#### Data entries
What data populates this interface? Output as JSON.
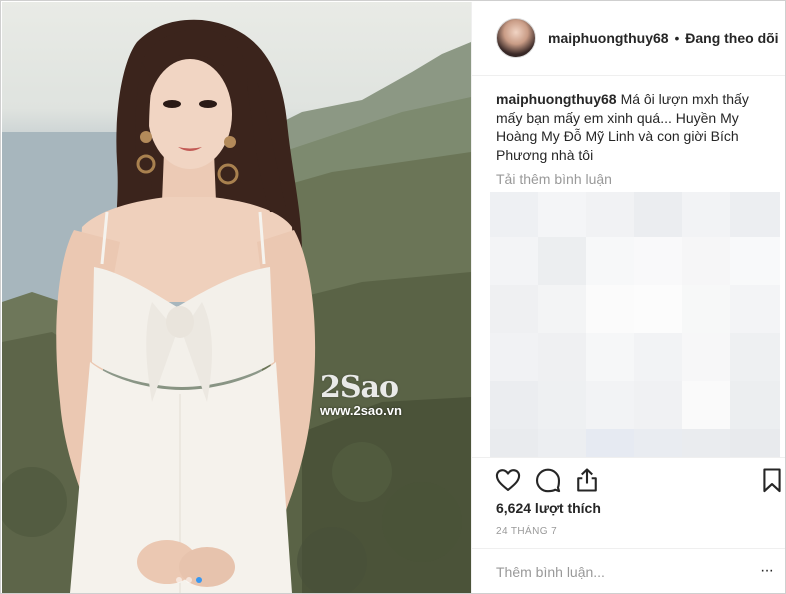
{
  "post": {
    "watermark_logo": "2Sao",
    "watermark_url": "www.2sao.vn",
    "carousel_count": 3,
    "carousel_active": 2
  },
  "header": {
    "username": "maiphuongthuy68",
    "separator": "•",
    "follow_status": "Đang theo dõi"
  },
  "caption": {
    "username": "maiphuongthuy68",
    "text": "Má ôi lượn mxh thấy mấy bạn mấy em xinh quá... Huyền My Hoàng My Đỗ Mỹ Linh và con giời Bích Phương nhà tôi"
  },
  "comments": {
    "load_more": "Tải thêm bình luận"
  },
  "actions": {
    "like_icon": "heart-icon",
    "comment_icon": "comment-icon",
    "share_icon": "share-icon",
    "save_icon": "bookmark-icon",
    "likes": "6,624 lượt thích",
    "date": "24 THÁNG 7"
  },
  "comment_box": {
    "placeholder": "Thêm bình luận...",
    "more": "···"
  },
  "colors": {
    "accent": "#3897f0",
    "text": "#262626",
    "muted": "#999999",
    "border": "#efefef"
  }
}
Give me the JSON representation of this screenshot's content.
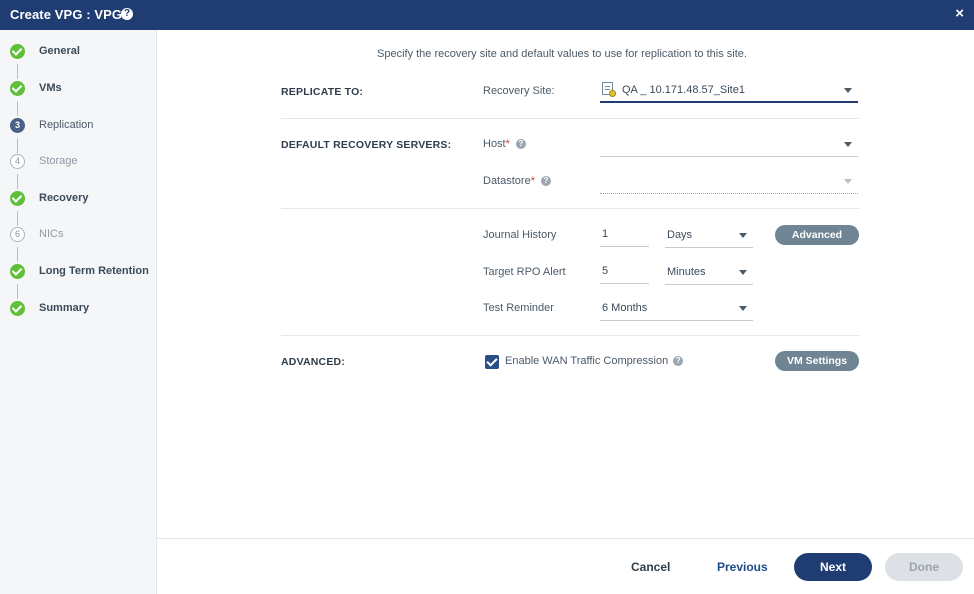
{
  "window": {
    "title": "Create VPG : VPG1",
    "help_glyph": "?",
    "close_glyph": "×"
  },
  "steps": [
    {
      "label": "General",
      "state": "done",
      "marker": ""
    },
    {
      "label": "VMs",
      "state": "done",
      "marker": ""
    },
    {
      "label": "Replication",
      "state": "current",
      "marker": "3"
    },
    {
      "label": "Storage",
      "state": "todo",
      "marker": "4"
    },
    {
      "label": "Recovery",
      "state": "done",
      "marker": ""
    },
    {
      "label": "NICs",
      "state": "todo",
      "marker": "6"
    },
    {
      "label": "Long Term Retention",
      "state": "done",
      "marker": ""
    },
    {
      "label": "Summary",
      "state": "done",
      "marker": ""
    }
  ],
  "intro": "Specify the recovery site and default values to use for replication to this site.",
  "replicate_to": {
    "section_label": "REPLICATE TO:",
    "recovery_site_label": "Recovery Site:",
    "recovery_site_value": "QA _ 10.171.48.57_Site1"
  },
  "default_servers": {
    "section_label": "DEFAULT RECOVERY SERVERS:",
    "host_label": "Host",
    "host_value": "",
    "datastore_label": "Datastore",
    "datastore_value": "",
    "required_mark": "*",
    "help_glyph": "?"
  },
  "history": {
    "journal_label": "Journal History",
    "journal_value": "1",
    "journal_unit": "Days",
    "advanced_button": "Advanced",
    "rpo_label": "Target RPO Alert",
    "rpo_value": "5",
    "rpo_unit": "Minutes",
    "test_label": "Test Reminder",
    "test_value": "6 Months"
  },
  "advanced": {
    "section_label": "ADVANCED:",
    "wan_label": "Enable WAN Traffic Compression",
    "wan_checked": true,
    "help_glyph": "?",
    "vm_settings_button": "VM Settings"
  },
  "footer": {
    "cancel": "Cancel",
    "previous": "Previous",
    "next": "Next",
    "done": "Done"
  },
  "colors": {
    "header": "#1f3d72",
    "step_done": "#5fbf3a",
    "step_current": "#4a6186",
    "pill_button": "#6f8594",
    "done_disabled": "#dde1e5"
  }
}
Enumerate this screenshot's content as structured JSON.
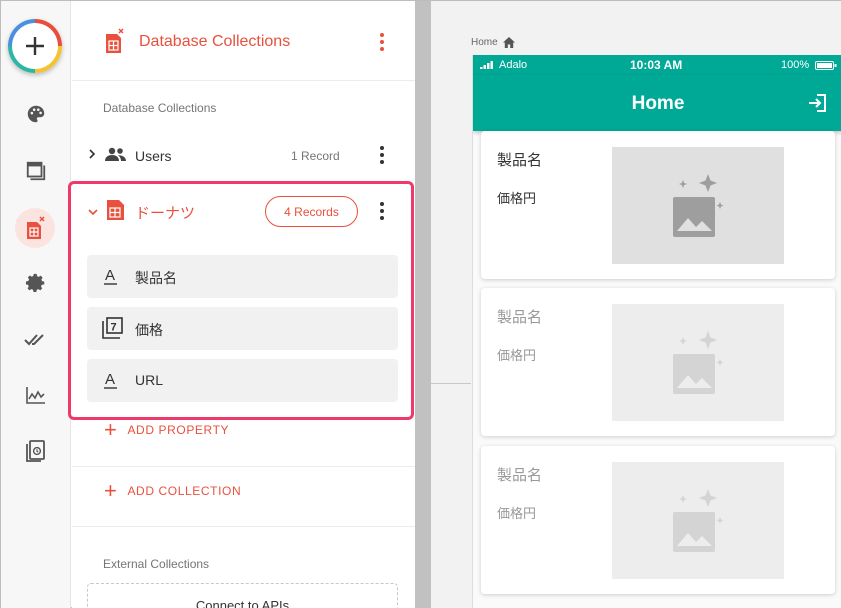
{
  "panel": {
    "title": "Database Collections",
    "section_label": "Database Collections",
    "external_label": "External Collections",
    "add_property": "ADD PROPERTY",
    "add_collection": "ADD COLLECTION",
    "connect_apis": "Connect to APIs"
  },
  "collections": [
    {
      "name": "Users",
      "count": "1 Record",
      "expanded": false
    },
    {
      "name": "ドーナツ",
      "count": "4 Records",
      "expanded": true
    }
  ],
  "properties": [
    {
      "name": "製品名",
      "type_icon": "text-type-icon"
    },
    {
      "name": "価格",
      "type_icon": "number-type-icon"
    },
    {
      "name": "URL",
      "type_icon": "text-type-icon"
    }
  ],
  "canvas": {
    "breadcrumb": "Home",
    "status_carrier": "Adalo",
    "status_time": "10:03 AM",
    "status_battery": "100%",
    "screen_title": "Home",
    "cards": [
      {
        "name": "製品名",
        "price": "価格円"
      },
      {
        "name": "製品名",
        "price": "価格円"
      },
      {
        "name": "製品名",
        "price": "価格円"
      }
    ]
  },
  "colors": {
    "accent": "#e9503d",
    "teal": "#00a896",
    "highlight": "#f0396b"
  }
}
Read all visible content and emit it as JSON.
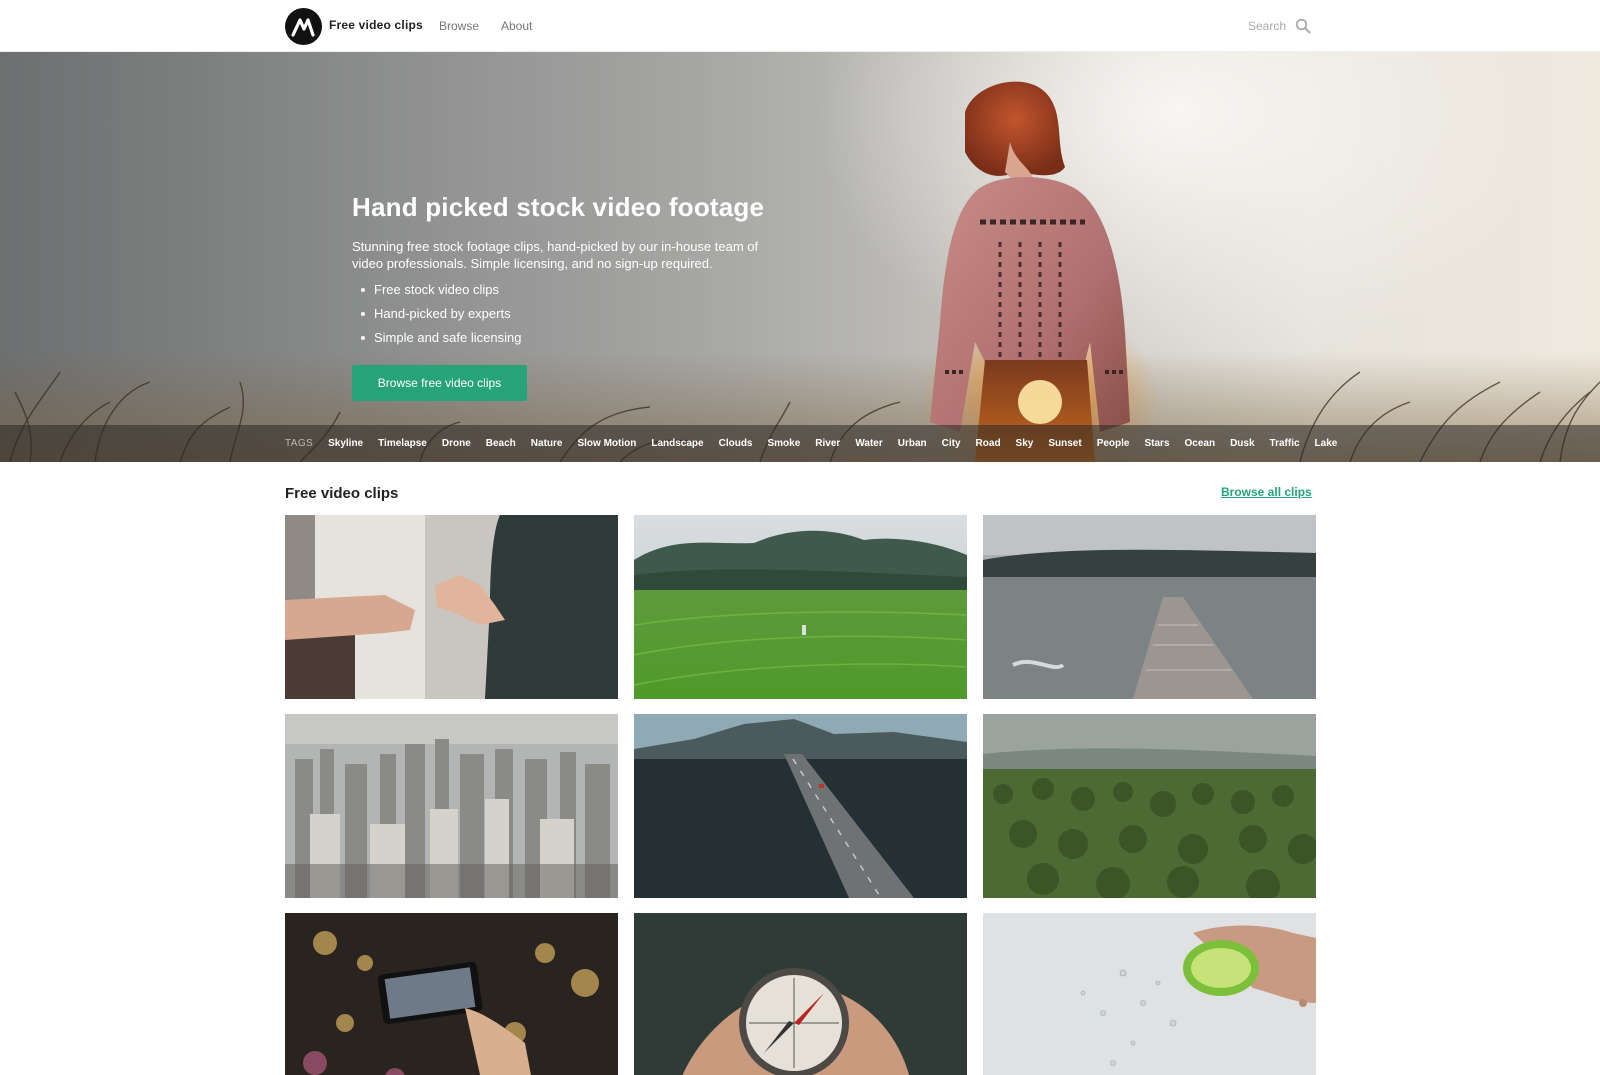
{
  "header": {
    "brand": "Free video clips",
    "nav": [
      {
        "label": "Browse"
      },
      {
        "label": "About"
      }
    ],
    "search_placeholder": "Search"
  },
  "hero": {
    "title": "Hand picked stock video footage",
    "description": "Stunning free stock footage clips, hand-picked by our in-house team of video professionals. Simple licensing, and no sign-up required.",
    "bullets": [
      "Free stock video clips",
      "Hand-picked by experts",
      "Simple and safe licensing"
    ],
    "cta_label": "Browse free video clips"
  },
  "tags": {
    "label": "TAGS",
    "items": [
      "Skyline",
      "Timelapse",
      "Drone",
      "Beach",
      "Nature",
      "Slow Motion",
      "Landscape",
      "Clouds",
      "Smoke",
      "River",
      "Water",
      "Urban",
      "City",
      "Road",
      "Sky",
      "Sunset",
      "People",
      "Stars",
      "Ocean",
      "Dusk",
      "Traffic",
      "Lake"
    ]
  },
  "clips": {
    "title": "Free video clips",
    "browse_all_label": "Browse all clips"
  },
  "colors": {
    "accent": "#27a37a",
    "header_bg": "#ffffff",
    "tags_bar": "rgba(40,40,40,0.55)"
  }
}
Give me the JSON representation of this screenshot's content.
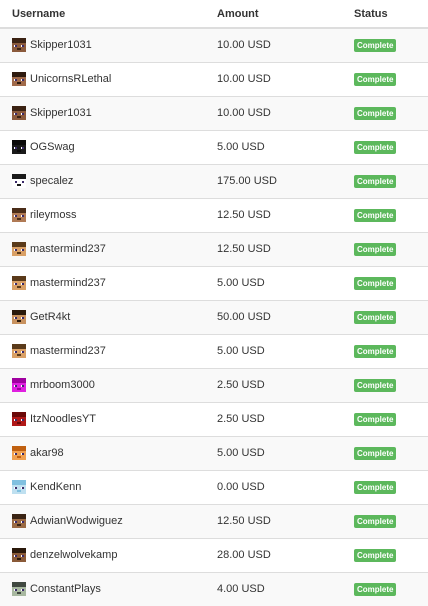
{
  "headers": {
    "username": "Username",
    "amount": "Amount",
    "status": "Status"
  },
  "colors": {
    "complete_badge": "#5cb85c",
    "row_stripe": "#f9f9f9",
    "border": "#dddddd"
  },
  "rows": [
    {
      "username": "Skipper1031",
      "amount": "10.00 USD",
      "status": "Complete",
      "avatar": {
        "icon": "player-skin-icon",
        "skin": "#8b5a3c",
        "hair": "#3b2213"
      }
    },
    {
      "username": "UnicornsRLethal",
      "amount": "10.00 USD",
      "status": "Complete",
      "avatar": {
        "icon": "player-skin-icon",
        "skin": "#a06a4a",
        "hair": "#2e1a0e"
      }
    },
    {
      "username": "Skipper1031",
      "amount": "10.00 USD",
      "status": "Complete",
      "avatar": {
        "icon": "player-skin-icon",
        "skin": "#8b5a3c",
        "hair": "#3b2213"
      }
    },
    {
      "username": "OGSwag",
      "amount": "5.00 USD",
      "status": "Complete",
      "avatar": {
        "icon": "player-skin-icon",
        "skin": "#1a1a1a",
        "hair": "#0a0a0a"
      }
    },
    {
      "username": "specalez",
      "amount": "175.00 USD",
      "status": "Complete",
      "avatar": {
        "icon": "panda-skin-icon",
        "skin": "#ffffff",
        "hair": "#1a1a1a"
      }
    },
    {
      "username": "rileymoss",
      "amount": "12.50 USD",
      "status": "Complete",
      "avatar": {
        "icon": "player-skin-icon",
        "skin": "#b07a55",
        "hair": "#4a2c18"
      }
    },
    {
      "username": "mastermind237",
      "amount": "12.50 USD",
      "status": "Complete",
      "avatar": {
        "icon": "player-skin-icon",
        "skin": "#d9a066",
        "hair": "#5a3a1a"
      }
    },
    {
      "username": "mastermind237",
      "amount": "5.00 USD",
      "status": "Complete",
      "avatar": {
        "icon": "player-skin-icon",
        "skin": "#d9a066",
        "hair": "#5a3a1a"
      }
    },
    {
      "username": "GetR4kt",
      "amount": "50.00 USD",
      "status": "Complete",
      "avatar": {
        "icon": "player-skin-icon",
        "skin": "#c8925f",
        "hair": "#2a1a0c"
      }
    },
    {
      "username": "mastermind237",
      "amount": "5.00 USD",
      "status": "Complete",
      "avatar": {
        "icon": "player-skin-icon",
        "skin": "#d9a066",
        "hair": "#5a3a1a"
      }
    },
    {
      "username": "mrboom3000",
      "amount": "2.50 USD",
      "status": "Complete",
      "avatar": {
        "icon": "player-skin-icon",
        "skin": "#e020e0",
        "hair": "#a000a0"
      }
    },
    {
      "username": "ItzNoodlesYT",
      "amount": "2.50 USD",
      "status": "Complete",
      "avatar": {
        "icon": "player-skin-icon",
        "skin": "#b01818",
        "hair": "#6a0808"
      }
    },
    {
      "username": "akar98",
      "amount": "5.00 USD",
      "status": "Complete",
      "avatar": {
        "icon": "player-skin-icon",
        "skin": "#f0a050",
        "hair": "#c06010"
      }
    },
    {
      "username": "KendKenn",
      "amount": "0.00 USD",
      "status": "Complete",
      "avatar": {
        "icon": "player-skin-icon",
        "skin": "#bfe0f0",
        "hair": "#80c0e0"
      }
    },
    {
      "username": "AdwianWodwiguez",
      "amount": "12.50 USD",
      "status": "Complete",
      "avatar": {
        "icon": "player-skin-icon",
        "skin": "#9a6a44",
        "hair": "#3a2414"
      }
    },
    {
      "username": "denzelwolvekamp",
      "amount": "28.00 USD",
      "status": "Complete",
      "avatar": {
        "icon": "player-skin-icon",
        "skin": "#8a5a38",
        "hair": "#2a180a"
      }
    },
    {
      "username": "ConstantPlays",
      "amount": "4.00 USD",
      "status": "Complete",
      "avatar": {
        "icon": "player-skin-icon",
        "skin": "#a8b8a0",
        "hair": "#404840"
      }
    }
  ]
}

#### Exercise directions
Output nothing but the number of lines in the data containing the string "luận".

#### Response to the task
2